▶ **WHAT IS EXPECTED**
Each line below should be retyped exactly, with no pictures.

▶ **PROVIDED ENTRIES**
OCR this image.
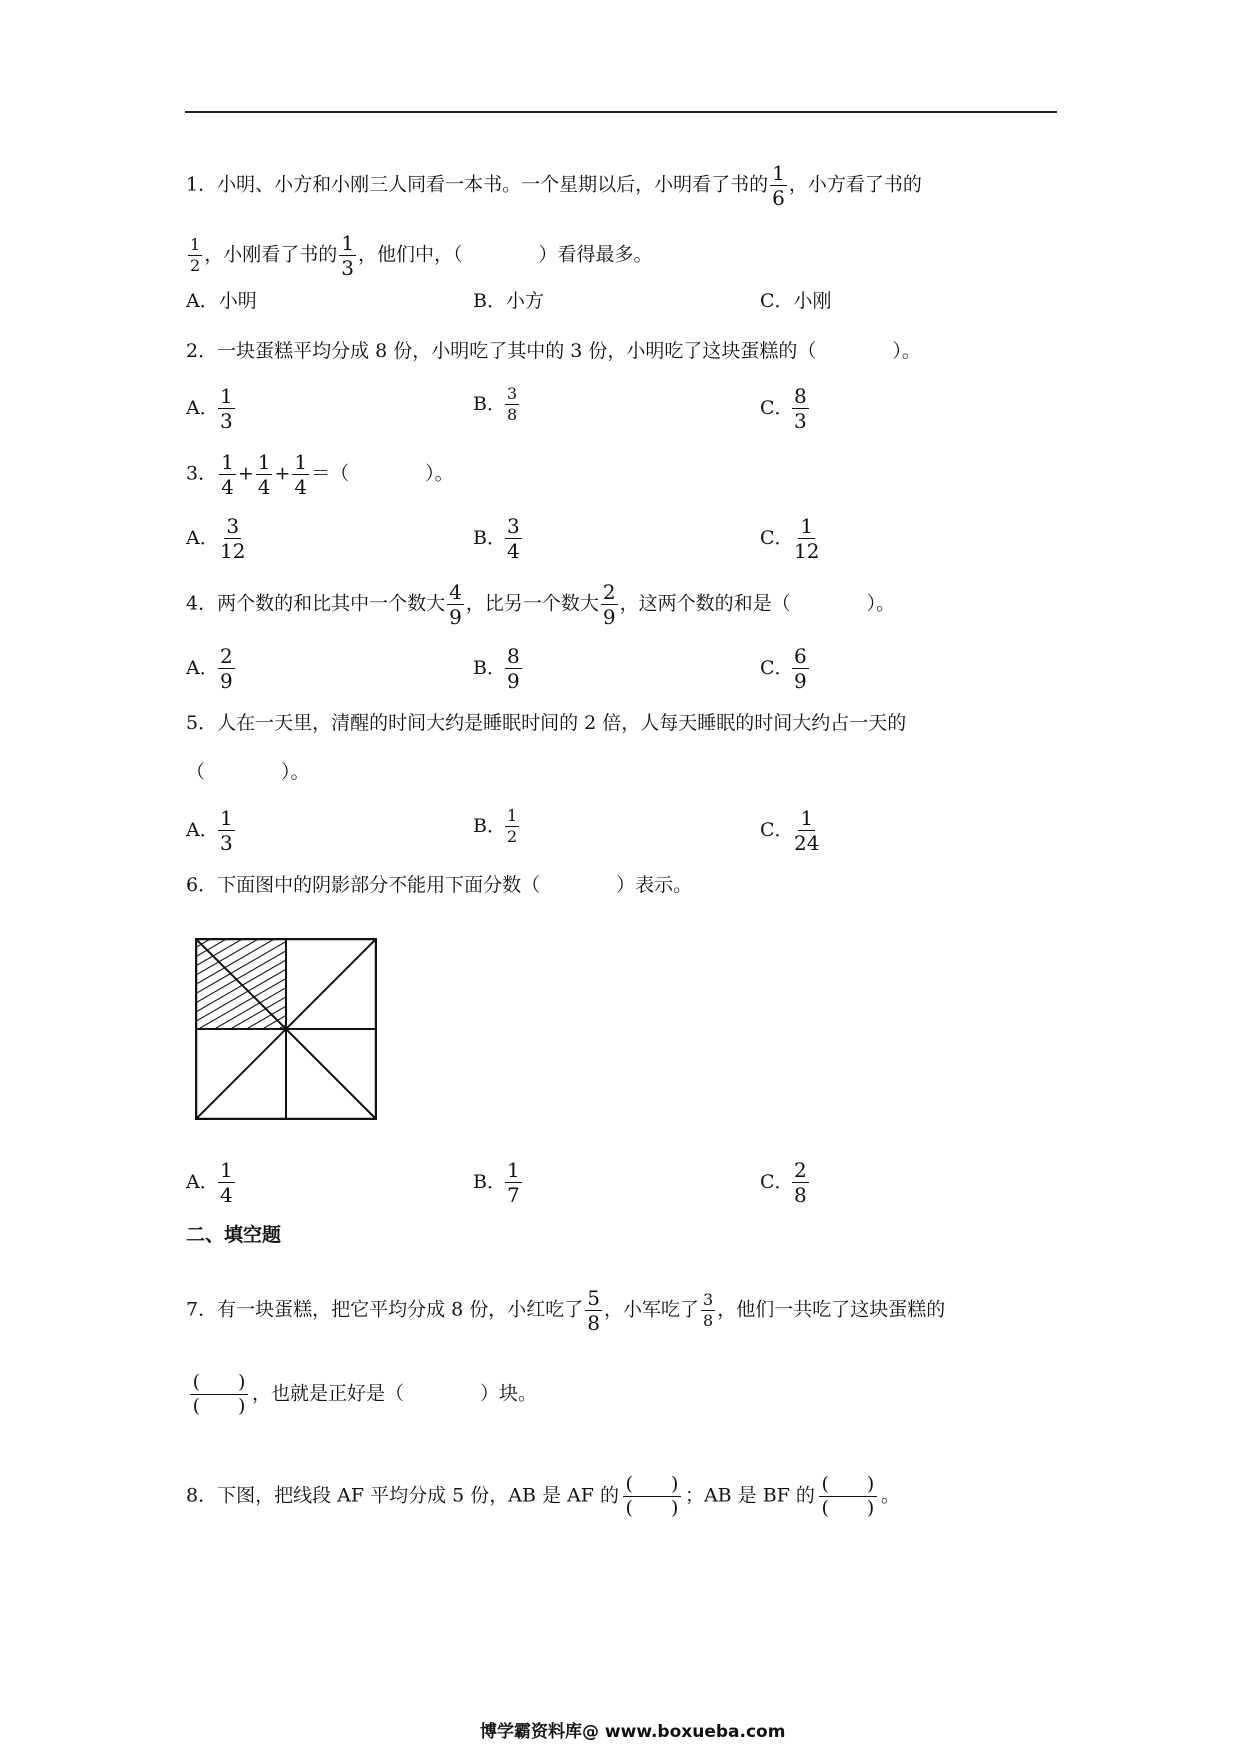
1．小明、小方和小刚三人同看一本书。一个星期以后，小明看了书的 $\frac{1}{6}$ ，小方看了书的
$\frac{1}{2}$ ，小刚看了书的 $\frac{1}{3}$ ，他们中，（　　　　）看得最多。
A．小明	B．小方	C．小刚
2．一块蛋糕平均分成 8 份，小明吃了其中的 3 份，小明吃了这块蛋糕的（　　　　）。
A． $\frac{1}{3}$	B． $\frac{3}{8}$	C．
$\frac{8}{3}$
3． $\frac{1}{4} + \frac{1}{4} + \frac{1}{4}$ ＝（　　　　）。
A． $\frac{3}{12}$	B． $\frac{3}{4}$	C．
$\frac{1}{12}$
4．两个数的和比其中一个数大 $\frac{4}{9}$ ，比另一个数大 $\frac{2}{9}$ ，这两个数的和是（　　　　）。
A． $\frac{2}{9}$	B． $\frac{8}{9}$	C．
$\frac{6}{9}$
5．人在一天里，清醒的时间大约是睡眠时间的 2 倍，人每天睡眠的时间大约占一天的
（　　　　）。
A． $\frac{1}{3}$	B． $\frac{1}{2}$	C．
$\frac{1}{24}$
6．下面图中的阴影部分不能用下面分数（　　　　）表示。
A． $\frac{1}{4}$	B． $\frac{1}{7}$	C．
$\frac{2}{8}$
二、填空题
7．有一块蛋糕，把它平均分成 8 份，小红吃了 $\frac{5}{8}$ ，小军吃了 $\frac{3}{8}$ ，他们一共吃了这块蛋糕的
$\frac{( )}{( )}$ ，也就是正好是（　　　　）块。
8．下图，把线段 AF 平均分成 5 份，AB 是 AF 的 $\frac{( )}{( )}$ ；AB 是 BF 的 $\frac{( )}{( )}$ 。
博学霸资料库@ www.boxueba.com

▶ **PROBLEM SOLUTION**
OCR this image.
1．小明、小方和小刚三人同看一本书。一个星期以后，小明看了书的 $\frac{1}{6}$ ，小方看了书的
$\frac{1}{2}$ ，小刚看了书的 $\frac{1}{3}$ ，他们中，（　　　　）看得最多。
A．小明	B．小方	C．小刚
2．一块蛋糕平均分成 8 份，小明吃了其中的 3 份，小明吃了这块蛋糕的（　　　　）。
A． $\frac{1}{3}$	B． $\frac{3}{8}$	C．
$\frac{8}{3}$
3． $\frac{1}{4} + \frac{1}{4} + \frac{1}{4}$ ＝（　　　　）。
A． $\frac{3}{12}$	B． $\frac{3}{4}$	C．
$\frac{1}{12}$
4．两个数的和比其中一个数大 $\frac{4}{9}$ ，比另一个数大 $\frac{2}{9}$ ，这两个数的和是（　　　　）。
A． $\frac{2}{9}$	B． $\frac{8}{9}$	C．
$\frac{6}{9}$
5．人在一天里，清醒的时间大约是睡眠时间的 2 倍，人每天睡眠的时间大约占一天的
（　　　　）。
A． $\frac{1}{3}$	B． $\frac{1}{2}$	C．
$\frac{1}{24}$
6．下面图中的阴影部分不能用下面分数（　　　　）表示。
A． $\frac{1}{4}$	B． $\frac{1}{7}$	C．
$\frac{2}{8}$
二、填空题
7．有一块蛋糕，把它平均分成 8 份，小红吃了 $\frac{5}{8}$ ，小军吃了 $\frac{3}{8}$ ，他们一共吃了这块蛋糕的
$\frac{( )}{( )}$ ，也就是正好是（　　　　）块。
8．下图，把线段 AF 平均分成 5 份，AB 是 AF 的 $\frac{( )}{( )}$ ；AB 是 BF 的 $\frac{( )}{( )}$ 。
博学霸资料库@ www.boxueba.com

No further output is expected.